#### TASK MATERIAL ####
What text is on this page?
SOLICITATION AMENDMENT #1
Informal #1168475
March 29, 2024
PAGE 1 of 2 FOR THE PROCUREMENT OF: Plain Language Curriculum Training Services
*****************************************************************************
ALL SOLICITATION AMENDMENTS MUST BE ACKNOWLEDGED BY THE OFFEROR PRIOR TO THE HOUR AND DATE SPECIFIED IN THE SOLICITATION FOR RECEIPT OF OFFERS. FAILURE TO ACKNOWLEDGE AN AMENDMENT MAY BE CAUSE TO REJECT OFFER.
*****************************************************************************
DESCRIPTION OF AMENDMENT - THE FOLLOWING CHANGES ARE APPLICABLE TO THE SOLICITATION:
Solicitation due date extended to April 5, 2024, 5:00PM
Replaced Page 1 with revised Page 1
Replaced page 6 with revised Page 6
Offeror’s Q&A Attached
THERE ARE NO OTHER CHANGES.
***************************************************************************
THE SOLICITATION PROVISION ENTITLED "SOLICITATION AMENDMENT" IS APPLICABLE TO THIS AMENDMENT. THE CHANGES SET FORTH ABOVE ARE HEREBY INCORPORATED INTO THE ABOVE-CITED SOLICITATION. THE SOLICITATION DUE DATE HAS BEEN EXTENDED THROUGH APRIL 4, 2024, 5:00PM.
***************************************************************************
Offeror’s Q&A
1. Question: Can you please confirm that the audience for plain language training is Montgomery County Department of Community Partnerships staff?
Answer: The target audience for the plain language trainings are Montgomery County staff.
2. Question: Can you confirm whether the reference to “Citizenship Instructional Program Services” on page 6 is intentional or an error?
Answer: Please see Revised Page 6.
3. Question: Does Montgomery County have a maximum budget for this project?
####
DESCRIPTION OF THE TASK:
The lines to collect are those holding the string "Montgomery"; copy them all.

ANSWER IN FULL:
1. Question: Can you please confirm that the audience for plain language training is Montgomery County Department of Community Partnerships staff?
Answer: The target audience for the plain language trainings are Montgomery County staff.
3. Question: Does Montgomery County have a maximum budget for this project?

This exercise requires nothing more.